» **GIVEN TASK**: Format every line of the rows below as a Markdown table with the columns "No." and "Line", numbering each line in order and skipping blank lines. Leave the pictures out of the table.

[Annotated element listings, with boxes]
········
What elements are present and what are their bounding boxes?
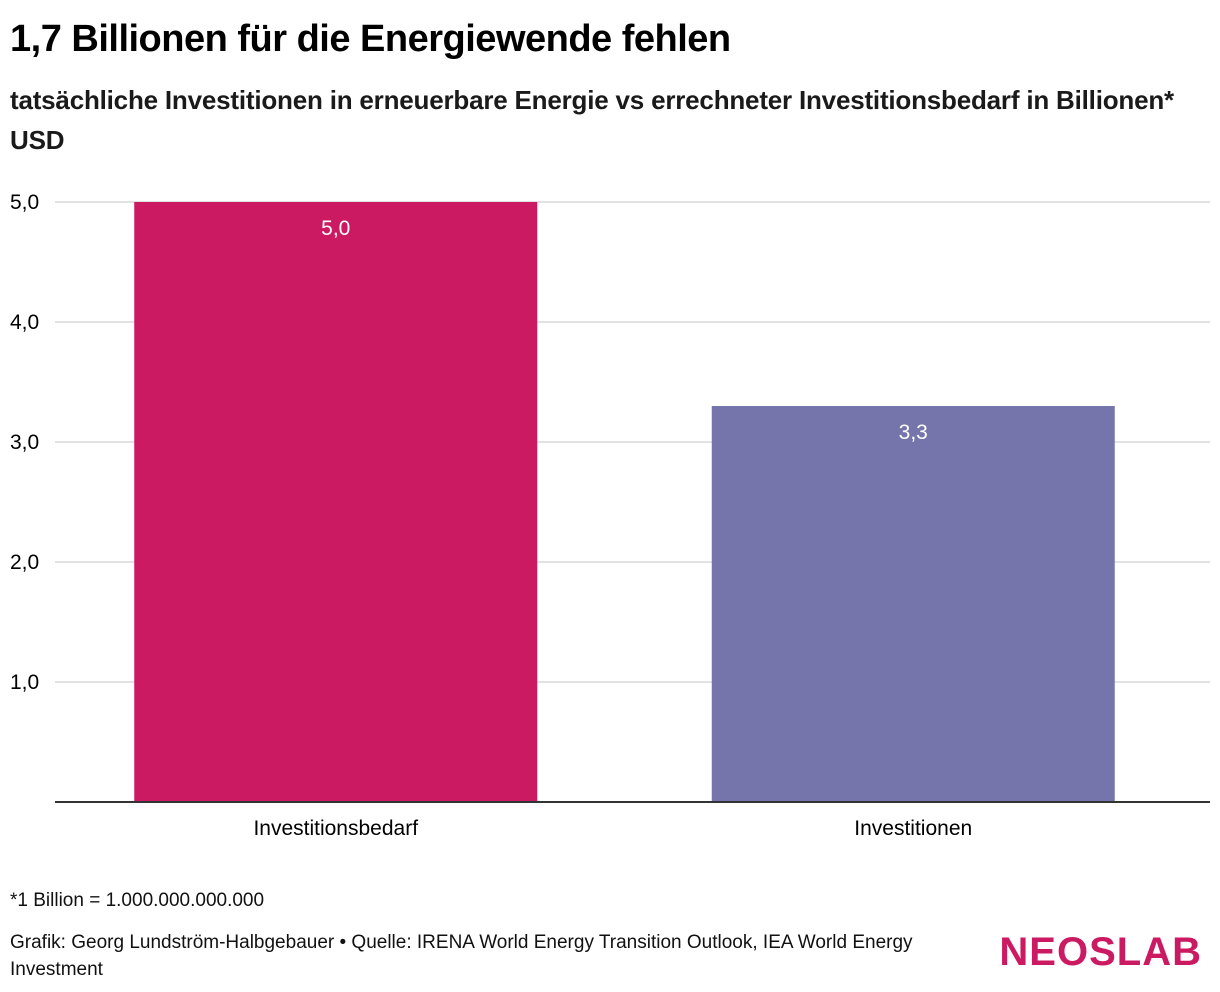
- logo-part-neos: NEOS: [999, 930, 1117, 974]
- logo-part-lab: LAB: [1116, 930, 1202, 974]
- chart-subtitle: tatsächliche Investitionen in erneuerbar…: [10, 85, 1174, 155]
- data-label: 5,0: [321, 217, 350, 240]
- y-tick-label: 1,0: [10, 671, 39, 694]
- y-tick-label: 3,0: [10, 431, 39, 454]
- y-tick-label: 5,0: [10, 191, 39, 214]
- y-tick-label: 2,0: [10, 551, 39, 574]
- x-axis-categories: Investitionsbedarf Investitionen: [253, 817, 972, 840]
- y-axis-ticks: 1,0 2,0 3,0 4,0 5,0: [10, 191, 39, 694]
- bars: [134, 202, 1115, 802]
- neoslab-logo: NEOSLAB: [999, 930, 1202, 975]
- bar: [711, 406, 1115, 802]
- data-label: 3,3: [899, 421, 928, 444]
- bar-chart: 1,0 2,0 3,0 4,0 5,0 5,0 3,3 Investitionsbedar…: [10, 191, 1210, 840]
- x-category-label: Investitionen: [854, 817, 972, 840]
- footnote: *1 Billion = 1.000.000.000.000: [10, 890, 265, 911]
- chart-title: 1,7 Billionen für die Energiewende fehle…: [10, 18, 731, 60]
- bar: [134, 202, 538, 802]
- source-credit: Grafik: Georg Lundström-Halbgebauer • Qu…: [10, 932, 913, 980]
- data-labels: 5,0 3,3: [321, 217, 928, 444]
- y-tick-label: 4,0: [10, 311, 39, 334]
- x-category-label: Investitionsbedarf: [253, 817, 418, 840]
········
» **PROBLEM SOLUTION**:
| No. | Line |
|---|---|
| 1 | What elements are present and what are their bounding boxes? |
| 2 | - logo-part-neos: NEOS: [999, 930, 1117, 974] |
| 3 | - logo-part-lab: LAB: [1116, 930, 1202, 974] |
| 4 | - chart-subtitle: tatsächliche Investitionen in erneuerbar…: [10, 85, 1174, 155] |
| 5 | - data-label: 5,0: [321, 217, 350, 240] |
| 6 | - y-tick-label: 1,0: [10, 671, 39, 694] |
| 7 | - y-tick-label: 3,0: [10, 431, 39, 454] |
| 8 | - y-tick-label: 5,0: [10, 191, 39, 214] |
| 9 | - y-tick-label: 2,0: [10, 551, 39, 574] |
| 10 | - x-axis-categories: Investitionsbedarf Investitionen: [253, 817, 972, 840] |
| 11 | - y-axis-ticks: 1,0 2,0 3,0 4,0 5,0: [10, 191, 39, 694] |
| 12 | - bars: [134, 202, 1115, 802] |
| 13 | - neoslab-logo: NEOSLAB: [999, 930, 1202, 975] |
| 14 | - bar: [711, 406, 1115, 802] |
| 15 | - data-label: 3,3: [899, 421, 928, 444] |
| 16 | - bar-chart: 1,0 2,0 3,0 4,0 5,0 5,0 3,3 Investitionsbedar…: [10, 191, 1210, 840] |
| 17 | - x-category-label: Investitionen: [854, 817, 972, 840] |
| 18 | - footnote: *1 Billion = 1.000.000.000.000: [10, 890, 265, 911] |
| 19 | - chart-title: 1,7 Billionen für die Energiewende fehle…: [10, 18, 731, 60] |
| 20 | - bar: [134, 202, 538, 802] |
| 21 | - source-credit: Grafik: Georg Lundström-Halbgebauer • Qu…: [10, 932, 913, 980] |
| 22 | - data-labels: 5,0 3,3: [321, 217, 928, 444] |
| 23 | - y-tick-label: 4,0: [10, 311, 39, 334] |
| 24 | - x-category-label: Investitionsbedarf: [253, 817, 418, 840] |